## [Task data]
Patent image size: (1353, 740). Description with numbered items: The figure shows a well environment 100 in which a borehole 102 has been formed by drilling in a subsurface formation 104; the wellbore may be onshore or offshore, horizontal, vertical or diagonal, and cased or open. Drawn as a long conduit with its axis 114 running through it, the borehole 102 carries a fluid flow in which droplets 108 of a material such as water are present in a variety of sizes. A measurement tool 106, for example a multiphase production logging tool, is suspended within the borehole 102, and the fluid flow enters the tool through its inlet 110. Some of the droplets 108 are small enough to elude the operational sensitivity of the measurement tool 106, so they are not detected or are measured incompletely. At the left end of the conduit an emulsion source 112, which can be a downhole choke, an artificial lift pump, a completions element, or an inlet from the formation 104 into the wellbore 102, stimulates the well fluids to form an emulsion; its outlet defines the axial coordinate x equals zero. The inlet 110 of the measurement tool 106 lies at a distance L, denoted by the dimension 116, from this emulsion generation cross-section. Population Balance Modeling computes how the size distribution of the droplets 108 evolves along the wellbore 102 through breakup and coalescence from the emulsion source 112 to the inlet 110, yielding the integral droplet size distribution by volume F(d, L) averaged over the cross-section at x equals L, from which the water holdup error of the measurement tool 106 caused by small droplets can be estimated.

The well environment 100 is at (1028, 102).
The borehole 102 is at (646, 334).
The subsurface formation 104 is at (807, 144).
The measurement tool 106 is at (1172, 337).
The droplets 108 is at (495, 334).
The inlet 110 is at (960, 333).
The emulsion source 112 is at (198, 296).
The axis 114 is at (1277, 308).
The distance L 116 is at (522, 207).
==
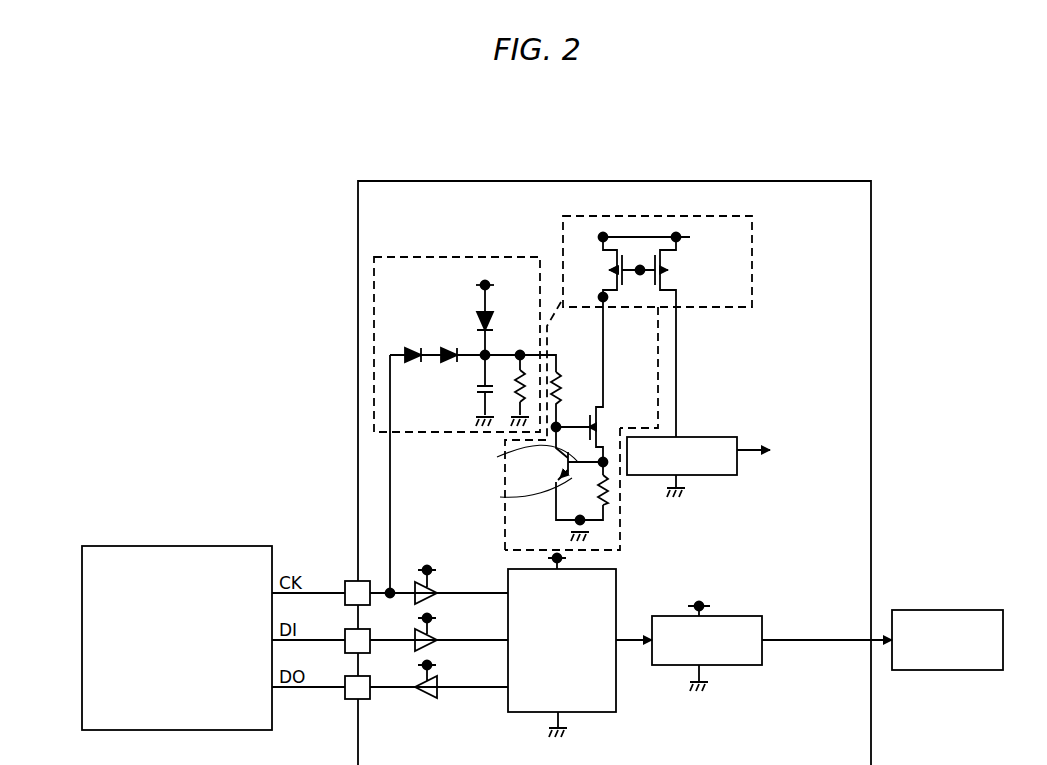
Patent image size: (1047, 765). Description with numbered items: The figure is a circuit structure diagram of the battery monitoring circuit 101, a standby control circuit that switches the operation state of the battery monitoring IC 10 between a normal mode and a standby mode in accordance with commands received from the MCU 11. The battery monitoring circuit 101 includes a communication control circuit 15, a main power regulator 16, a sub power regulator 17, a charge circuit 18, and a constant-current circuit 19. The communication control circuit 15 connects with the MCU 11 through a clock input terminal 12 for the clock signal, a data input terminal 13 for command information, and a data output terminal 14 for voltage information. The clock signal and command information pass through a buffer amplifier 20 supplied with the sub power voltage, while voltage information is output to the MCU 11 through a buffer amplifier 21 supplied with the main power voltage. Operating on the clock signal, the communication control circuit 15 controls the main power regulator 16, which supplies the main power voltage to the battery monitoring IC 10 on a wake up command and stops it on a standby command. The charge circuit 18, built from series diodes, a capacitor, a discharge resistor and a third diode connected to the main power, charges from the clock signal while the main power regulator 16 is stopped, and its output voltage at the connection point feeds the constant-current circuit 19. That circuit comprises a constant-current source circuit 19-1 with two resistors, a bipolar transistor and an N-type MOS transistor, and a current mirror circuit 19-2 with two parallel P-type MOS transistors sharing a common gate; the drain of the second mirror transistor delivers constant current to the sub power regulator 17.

## [Problem to solve]
Rewrite the stretch of material from the line containing "Patent image size: (1353, 740)." through the line containing "The distance L 116 is at (522, 207).", swapping "onshore" for "on land" and leaving everything else as it stands.

## [Exercise answer]
Patent image size: (1353, 740). Description with numbered items: The figure shows a well environment 100 in which a borehole 102 has been formed by drilling in a subsurface formation 104; the wellbore may be on land or offshore, horizontal, vertical or diagonal, and cased or open. Drawn as a long conduit with its axis 114 running through it, the borehole 102 carries a fluid flow in which droplets 108 of a material such as water are present in a variety of sizes. A measurement tool 106, for example a multiphase production logging tool, is suspended within the borehole 102, and the fluid flow enters the tool through its inlet 110. Some of the droplets 108 are small enough to elude the operational sensitivity of the measurement tool 106, so they are not detected or are measured incompletely. At the left end of the conduit an emulsion source 112, which can be a downhole choke, an artificial lift pump, a completions element, or an inlet from the formation 104 into the wellbore 102, stimulates the well fluids to form an emulsion; its outlet defines the axial coordinate x equals zero. The inlet 110 of the measurement tool 106 lies at a distance L, denoted by the dimension 116, from this emulsion generation cross-section. Population Balance Modeling computes how the size distribution of the droplets 108 evolves along the wellbore 102 through breakup and coalescence from the emulsion source 112 to the inlet 110, yielding the integral droplet size distribution by volume F(d, L) averaged over the cross-section at x equals L, from which the water holdup error of the measurement tool 106 caused by small droplets can be estimated.

The well environment 100 is at (1028, 102).
The borehole 102 is at (646, 334).
The subsurface formation 104 is at (807, 144).
The measurement tool 106 is at (1172, 337).
The droplets 108 is at (495, 334).
The inlet 110 is at (960, 333).
The emulsion source 112 is at (198, 296).
The axis 114 is at (1277, 308).
The distance L 116 is at (522, 207).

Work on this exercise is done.